THE EXERCISE
Will you give every entry again exactly as it stands?

THE RECORDS
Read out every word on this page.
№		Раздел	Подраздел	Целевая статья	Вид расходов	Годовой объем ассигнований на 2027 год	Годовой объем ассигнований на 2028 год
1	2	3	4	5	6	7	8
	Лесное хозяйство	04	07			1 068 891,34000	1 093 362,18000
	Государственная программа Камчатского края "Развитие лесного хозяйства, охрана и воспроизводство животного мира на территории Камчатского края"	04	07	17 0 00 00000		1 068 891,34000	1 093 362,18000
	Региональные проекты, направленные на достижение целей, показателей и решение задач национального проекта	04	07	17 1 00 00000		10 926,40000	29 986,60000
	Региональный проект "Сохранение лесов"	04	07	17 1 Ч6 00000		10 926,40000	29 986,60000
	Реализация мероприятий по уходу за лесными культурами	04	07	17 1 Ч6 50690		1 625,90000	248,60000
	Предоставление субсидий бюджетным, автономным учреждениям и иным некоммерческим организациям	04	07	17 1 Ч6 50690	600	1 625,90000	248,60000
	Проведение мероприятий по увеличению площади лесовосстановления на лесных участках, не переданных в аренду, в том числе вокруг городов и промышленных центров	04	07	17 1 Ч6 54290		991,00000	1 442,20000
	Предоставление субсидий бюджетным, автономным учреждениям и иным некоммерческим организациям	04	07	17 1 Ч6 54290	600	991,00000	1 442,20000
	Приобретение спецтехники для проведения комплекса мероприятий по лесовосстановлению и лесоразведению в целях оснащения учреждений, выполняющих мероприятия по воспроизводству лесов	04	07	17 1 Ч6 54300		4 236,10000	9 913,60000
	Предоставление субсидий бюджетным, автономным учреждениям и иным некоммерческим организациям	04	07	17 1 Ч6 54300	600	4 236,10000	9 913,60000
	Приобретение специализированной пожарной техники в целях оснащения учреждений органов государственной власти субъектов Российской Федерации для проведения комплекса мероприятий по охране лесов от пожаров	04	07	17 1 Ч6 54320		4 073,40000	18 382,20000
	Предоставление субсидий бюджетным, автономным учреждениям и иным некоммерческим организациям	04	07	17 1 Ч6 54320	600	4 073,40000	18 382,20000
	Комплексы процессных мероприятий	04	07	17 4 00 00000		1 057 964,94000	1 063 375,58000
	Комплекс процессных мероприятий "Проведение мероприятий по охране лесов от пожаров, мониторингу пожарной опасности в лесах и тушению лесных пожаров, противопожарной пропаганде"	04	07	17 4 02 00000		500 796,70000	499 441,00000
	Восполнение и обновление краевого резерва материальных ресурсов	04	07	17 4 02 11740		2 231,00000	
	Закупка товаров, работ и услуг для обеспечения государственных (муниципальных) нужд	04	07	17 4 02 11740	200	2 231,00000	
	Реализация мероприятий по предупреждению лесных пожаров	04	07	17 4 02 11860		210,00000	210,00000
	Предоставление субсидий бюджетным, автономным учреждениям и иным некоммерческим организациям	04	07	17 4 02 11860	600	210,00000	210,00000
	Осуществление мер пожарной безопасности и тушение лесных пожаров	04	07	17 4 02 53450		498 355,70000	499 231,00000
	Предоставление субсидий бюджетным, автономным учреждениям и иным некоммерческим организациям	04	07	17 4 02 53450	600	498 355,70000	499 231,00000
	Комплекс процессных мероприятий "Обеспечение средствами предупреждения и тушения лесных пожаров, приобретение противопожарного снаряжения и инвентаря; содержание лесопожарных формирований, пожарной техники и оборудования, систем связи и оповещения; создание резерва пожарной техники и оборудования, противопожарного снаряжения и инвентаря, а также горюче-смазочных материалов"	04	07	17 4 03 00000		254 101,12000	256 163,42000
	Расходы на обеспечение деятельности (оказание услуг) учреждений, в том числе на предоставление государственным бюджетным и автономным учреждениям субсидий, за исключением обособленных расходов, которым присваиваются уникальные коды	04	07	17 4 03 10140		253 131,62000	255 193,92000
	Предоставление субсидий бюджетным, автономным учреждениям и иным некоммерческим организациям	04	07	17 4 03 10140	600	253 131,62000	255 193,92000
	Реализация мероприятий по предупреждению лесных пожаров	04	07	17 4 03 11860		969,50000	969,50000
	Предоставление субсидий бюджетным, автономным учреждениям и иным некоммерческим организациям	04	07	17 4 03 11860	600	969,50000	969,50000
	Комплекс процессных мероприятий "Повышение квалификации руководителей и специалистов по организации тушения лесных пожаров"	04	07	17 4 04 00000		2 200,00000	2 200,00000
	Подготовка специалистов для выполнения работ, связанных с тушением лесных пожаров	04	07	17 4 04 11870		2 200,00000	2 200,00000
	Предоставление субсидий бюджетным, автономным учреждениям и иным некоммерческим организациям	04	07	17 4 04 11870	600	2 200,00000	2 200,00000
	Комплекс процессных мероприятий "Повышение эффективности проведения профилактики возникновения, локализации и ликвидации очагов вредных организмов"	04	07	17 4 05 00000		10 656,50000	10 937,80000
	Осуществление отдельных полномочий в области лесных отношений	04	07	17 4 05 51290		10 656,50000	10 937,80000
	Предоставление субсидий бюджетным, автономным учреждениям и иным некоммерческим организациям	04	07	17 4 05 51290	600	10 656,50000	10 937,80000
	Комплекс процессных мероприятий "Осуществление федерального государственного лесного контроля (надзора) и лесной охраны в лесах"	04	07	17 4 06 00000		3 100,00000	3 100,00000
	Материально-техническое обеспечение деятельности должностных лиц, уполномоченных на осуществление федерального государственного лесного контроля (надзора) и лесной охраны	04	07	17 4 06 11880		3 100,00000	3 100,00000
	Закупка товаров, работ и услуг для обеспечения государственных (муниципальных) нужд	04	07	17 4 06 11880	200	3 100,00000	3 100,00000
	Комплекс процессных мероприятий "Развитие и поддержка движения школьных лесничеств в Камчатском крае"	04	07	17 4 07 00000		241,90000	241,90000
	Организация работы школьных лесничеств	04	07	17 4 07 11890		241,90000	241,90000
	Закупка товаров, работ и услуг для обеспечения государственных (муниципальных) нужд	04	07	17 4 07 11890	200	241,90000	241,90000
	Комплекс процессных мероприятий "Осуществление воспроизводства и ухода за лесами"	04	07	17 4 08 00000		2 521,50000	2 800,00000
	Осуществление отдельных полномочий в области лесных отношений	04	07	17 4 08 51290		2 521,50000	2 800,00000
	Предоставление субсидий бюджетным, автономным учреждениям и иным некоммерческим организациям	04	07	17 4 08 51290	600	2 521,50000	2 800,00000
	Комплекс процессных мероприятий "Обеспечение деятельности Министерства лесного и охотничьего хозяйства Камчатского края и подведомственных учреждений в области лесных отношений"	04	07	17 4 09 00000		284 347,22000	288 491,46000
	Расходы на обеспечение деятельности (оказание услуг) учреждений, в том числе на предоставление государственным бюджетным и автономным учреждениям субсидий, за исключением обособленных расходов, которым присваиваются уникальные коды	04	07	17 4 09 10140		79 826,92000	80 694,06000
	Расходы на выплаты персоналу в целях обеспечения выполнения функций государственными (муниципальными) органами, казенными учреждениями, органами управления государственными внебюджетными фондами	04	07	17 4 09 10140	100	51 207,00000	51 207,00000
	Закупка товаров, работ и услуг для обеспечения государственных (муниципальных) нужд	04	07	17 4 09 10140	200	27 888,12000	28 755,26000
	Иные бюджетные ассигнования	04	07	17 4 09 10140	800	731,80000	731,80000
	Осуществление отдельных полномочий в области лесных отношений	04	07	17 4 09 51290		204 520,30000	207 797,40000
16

THE REPLY
Read out every word on this page.
№		Раздел	Подраздел	Целевая статья	Вид расходов	Годовой объем ассигнований на 2027 год	Годовой объем ассигнований на 2028 год
1	2	3	4	5	6	7	8
	Лесное хозяйство	04	07			1 068 891,34000	1 093 362,18000
	Государственная программа Камчатского края "Развитие лесного хозяйства, охрана и воспроизводство животного мира на территории Камчатского края"	04	07	17 0 00 00000		1 068 891,34000	1 093 362,18000
	Региональные проекты, направленные на достижение целей, показателей и решение задач национального проекта	04	07	17 1 00 00000		10 926,40000	29 986,60000
	Региональный проект "Сохранение лесов"	04	07	17 1 Ч6 00000		10 926,40000	29 986,60000
	Реализация мероприятий по уходу за лесными культурами	04	07	17 1 Ч6 50690		1 625,90000	248,60000
	Предоставление субсидий бюджетным, автономным учреждениям и иным некоммерческим организациям	04	07	17 1 Ч6 50690	600	1 625,90000	248,60000
	Проведение мероприятий по увеличению площади лесовосстановления на лесных участках, не переданных в аренду, в том числе вокруг городов и промышленных центров	04	07	17 1 Ч6 54290		991,00000	1 442,20000
	Предоставление субсидий бюджетным, автономным учреждениям и иным некоммерческим организациям	04	07	17 1 Ч6 54290	600	991,00000	1 442,20000
	Приобретение спецтехники для проведения комплекса мероприятий по лесовосстановлению и лесоразведению в целях оснащения учреждений, выполняющих мероприятия по воспроизводству лесов	04	07	17 1 Ч6 54300		4 236,10000	9 913,60000
	Предоставление субсидий бюджетным, автономным учреждениям и иным некоммерческим организациям	04	07	17 1 Ч6 54300	600	4 236,10000	9 913,60000
	Приобретение специализированной пожарной техники в целях оснащения учреждений органов государственной власти субъектов Российской Федерации для проведения комплекса мероприятий по охране лесов от пожаров	04	07	17 1 Ч6 54320		4 073,40000	18 382,20000
	Предоставление субсидий бюджетным, автономным учреждениям и иным некоммерческим организациям	04	07	17 1 Ч6 54320	600	4 073,40000	18 382,20000
	Комплексы процессных мероприятий	04	07	17 4 00 00000		1 057 964,94000	1 063 375,58000
	Комплекс процессных мероприятий "Проведение мероприятий по охране лесов от пожаров, мониторингу пожарной опасности в лесах и тушению лесных пожаров, противопожарной пропаганде"	04	07	17 4 02 00000		500 796,70000	499 441,00000
	Восполнение и обновление краевого резерва материальных ресурсов	04	07	17 4 02 11740		2 231,00000	
	Закупка товаров, работ и услуг для обеспечения государственных (муниципальных) нужд	04	07	17 4 02 11740	200	2 231,00000	
	Реализация мероприятий по предупреждению лесных пожаров	04	07	17 4 02 11860		210,00000	210,00000
	Предоставление субсидий бюджетным, автономным учреждениям и иным некоммерческим организациям	04	07	17 4 02 11860	600	210,00000	210,00000
	Осуществление мер пожарной безопасности и тушение лесных пожаров	04	07	17 4 02 53450		498 355,70000	499 231,00000
	Предоставление субсидий бюджетным, автономным учреждениям и иным некоммерческим организациям	04	07	17 4 02 53450	600	498 355,70000	499 231,00000
	Комплекс процессных мероприятий "Обеспечение средствами предупреждения и тушения лесных пожаров, приобретение противопожарного снаряжения и инвентаря; содержание лесопожарных формирований, пожарной техники и оборудования, систем связи и оповещения; создание резерва пожарной техники и оборудования, противопожарного снаряжения и инвентаря, а также горюче-смазочных материалов"	04	07	17 4 03 00000		254 101,12000	256 163,42000
	Расходы на обеспечение деятельности (оказание услуг) учреждений, в том числе на предоставление государственным бюджетным и автономным учреждениям субсидий, за исключением обособленных расходов, которым присваиваются уникальные коды	04	07	17 4 03 10140		253 131,62000	255 193,92000
	Предоставление субсидий бюджетным, автономным учреждениям и иным некоммерческим организациям	04	07	17 4 03 10140	600	253 131,62000	255 193,92000
	Реализация мероприятий по предупреждению лесных пожаров	04	07	17 4 03 11860		969,50000	969,50000
	Предоставление субсидий бюджетным, автономным учреждениям и иным некоммерческим организациям	04	07	17 4 03 11860	600	969,50000	969,50000
	Комплекс процессных мероприятий "Повышение квалификации руководителей и специалистов по организации тушения лесных пожаров"	04	07	17 4 04 00000		2 200,00000	2 200,00000
	Подготовка специалистов для выполнения работ, связанных с тушением лесных пожаров	04	07	17 4 04 11870		2 200,00000	2 200,00000
	Предоставление субсидий бюджетным, автономным учреждениям и иным некоммерческим организациям	04	07	17 4 04 11870	600	2 200,00000	2 200,00000
	Комплекс процессных мероприятий "Повышение эффективности проведения профилактики возникновения, локализации и ликвидации очагов вредных организмов"	04	07	17 4 05 00000		10 656,50000	10 937,80000
	Осуществление отдельных полномочий в области лесных отношений	04	07	17 4 05 51290		10 656,50000	10 937,80000
	Предоставление субсидий бюджетным, автономным учреждениям и иным некоммерческим организациям	04	07	17 4 05 51290	600	10 656,50000	10 937,80000
	Комплекс процессных мероприятий "Осуществление федерального государственного лесного контроля (надзора) и лесной охраны в лесах"	04	07	17 4 06 00000		3 100,00000	3 100,00000
	Материально-техническое обеспечение деятельности должностных лиц, уполномоченных на осуществление федерального государственного лесного контроля (надзора) и лесной охраны	04	07	17 4 06 11880		3 100,00000	3 100,00000
	Закупка товаров, работ и услуг для обеспечения государственных (муниципальных) нужд	04	07	17 4 06 11880	200	3 100,00000	3 100,00000
	Комплекс процессных мероприятий "Развитие и поддержка движения школьных лесничеств в Камчатском крае"	04	07	17 4 07 00000		241,90000	241,90000
	Организация работы школьных лесничеств	04	07	17 4 07 11890		241,90000	241,90000
	Закупка товаров, работ и услуг для обеспечения государственных (муниципальных) нужд	04	07	17 4 07 11890	200	241,90000	241,90000
	Комплекс процессных мероприятий "Осуществление воспроизводства и ухода за лесами"	04	07	17 4 08 00000		2 521,50000	2 800,00000
	Осуществление отдельных полномочий в области лесных отношений	04	07	17 4 08 51290		2 521,50000	2 800,00000
	Предоставление субсидий бюджетным, автономным учреждениям и иным некоммерческим организациям	04	07	17 4 08 51290	600	2 521,50000	2 800,00000
	Комплекс процессных мероприятий "Обеспечение деятельности Министерства лесного и охотничьего хозяйства Камчатского края и подведомственных учреждений в области лесных отношений"	04	07	17 4 09 00000		284 347,22000	288 491,46000
	Расходы на обеспечение деятельности (оказание услуг) учреждений, в том числе на предоставление государственным бюджетным и автономным учреждениям субсидий, за исключением обособленных расходов, которым присваиваются уникальные коды	04	07	17 4 09 10140		79 826,92000	80 694,06000
	Расходы на выплаты персоналу в целях обеспечения выполнения функций государственными (муниципальными) органами, казенными учреждениями, органами управления государственными внебюджетными фондами	04	07	17 4 09 10140	100	51 207,00000	51 207,00000
	Закупка товаров, работ и услуг для обеспечения государственных (муниципальных) нужд	04	07	17 4 09 10140	200	27 888,12000	28 755,26000
	Иные бюджетные ассигнования	04	07	17 4 09 10140	800	731,80000	731,80000
	Осуществление отдельных полномочий в области лесных отношений	04	07	17 4 09 51290		204 520,30000	207 797,40000
16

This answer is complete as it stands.